** Start **

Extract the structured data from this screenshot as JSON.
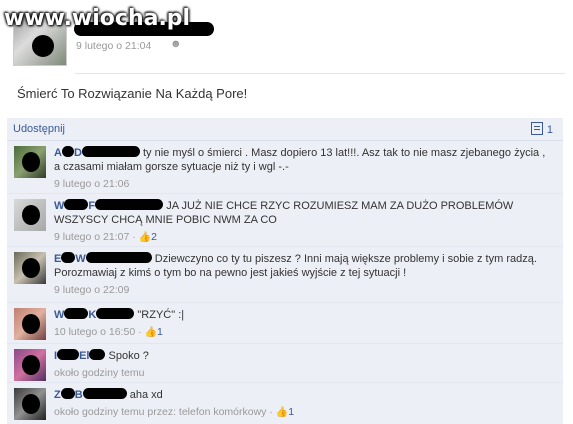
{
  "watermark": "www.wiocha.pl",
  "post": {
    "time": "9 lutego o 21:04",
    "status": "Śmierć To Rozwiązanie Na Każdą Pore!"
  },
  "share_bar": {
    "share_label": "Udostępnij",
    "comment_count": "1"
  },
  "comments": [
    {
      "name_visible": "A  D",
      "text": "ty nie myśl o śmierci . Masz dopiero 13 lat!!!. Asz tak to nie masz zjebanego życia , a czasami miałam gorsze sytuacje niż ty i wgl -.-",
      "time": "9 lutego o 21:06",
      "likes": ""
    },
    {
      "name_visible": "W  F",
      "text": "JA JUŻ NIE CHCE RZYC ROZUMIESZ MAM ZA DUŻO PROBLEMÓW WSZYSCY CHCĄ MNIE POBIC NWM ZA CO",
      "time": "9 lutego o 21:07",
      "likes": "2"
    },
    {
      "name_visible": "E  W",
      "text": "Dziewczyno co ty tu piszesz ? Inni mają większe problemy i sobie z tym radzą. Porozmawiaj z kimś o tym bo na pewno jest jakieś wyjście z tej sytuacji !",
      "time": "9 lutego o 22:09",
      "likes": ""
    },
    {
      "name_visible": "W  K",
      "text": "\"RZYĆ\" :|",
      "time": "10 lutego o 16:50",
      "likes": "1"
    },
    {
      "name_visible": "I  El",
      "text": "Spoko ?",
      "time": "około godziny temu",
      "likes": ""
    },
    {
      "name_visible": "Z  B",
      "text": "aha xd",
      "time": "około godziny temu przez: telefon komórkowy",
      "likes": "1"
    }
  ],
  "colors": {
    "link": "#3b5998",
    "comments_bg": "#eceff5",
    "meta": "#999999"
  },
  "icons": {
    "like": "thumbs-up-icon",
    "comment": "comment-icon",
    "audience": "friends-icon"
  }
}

** End **

[INSTRUCTIONS FOR THE TASK]:
Restate the whole listing above exactly, except for its images.

[FINAL RESULT]:
Extract the structured data from this screenshot as JSON.
{
  "watermark": "www.wiocha.pl",
  "post": {
    "time": "9 lutego o 21:04",
    "status": "Śmierć To Rozwiązanie Na Każdą Pore!"
  },
  "share_bar": {
    "share_label": "Udostępnij",
    "comment_count": "1"
  },
  "comments": [
    {
      "name_visible": "A  D",
      "text": "ty nie myśl o śmierci . Masz dopiero 13 lat!!!. Asz tak to nie masz zjebanego życia , a czasami miałam gorsze sytuacje niż ty i wgl -.-",
      "time": "9 lutego o 21:06",
      "likes": ""
    },
    {
      "name_visible": "W  F",
      "text": "JA JUŻ NIE CHCE RZYC ROZUMIESZ MAM ZA DUŻO PROBLEMÓW WSZYSCY CHCĄ MNIE POBIC NWM ZA CO",
      "time": "9 lutego o 21:07",
      "likes": "2"
    },
    {
      "name_visible": "E  W",
      "text": "Dziewczyno co ty tu piszesz ? Inni mają większe problemy i sobie z tym radzą. Porozmawiaj z kimś o tym bo na pewno jest jakieś wyjście z tej sytuacji !",
      "time": "9 lutego o 22:09",
      "likes": ""
    },
    {
      "name_visible": "W  K",
      "text": "\"RZYĆ\" :|",
      "time": "10 lutego o 16:50",
      "likes": "1"
    },
    {
      "name_visible": "I  El",
      "text": "Spoko ?",
      "time": "około godziny temu",
      "likes": ""
    },
    {
      "name_visible": "Z  B",
      "text": "aha xd",
      "time": "około godziny temu przez: telefon komórkowy",
      "likes": "1"
    }
  ],
  "colors": {
    "link": "#3b5998",
    "comments_bg": "#eceff5",
    "meta": "#999999"
  },
  "icons": {
    "like": "thumbs-up-icon",
    "comment": "comment-icon",
    "audience": "friends-icon"
  }
}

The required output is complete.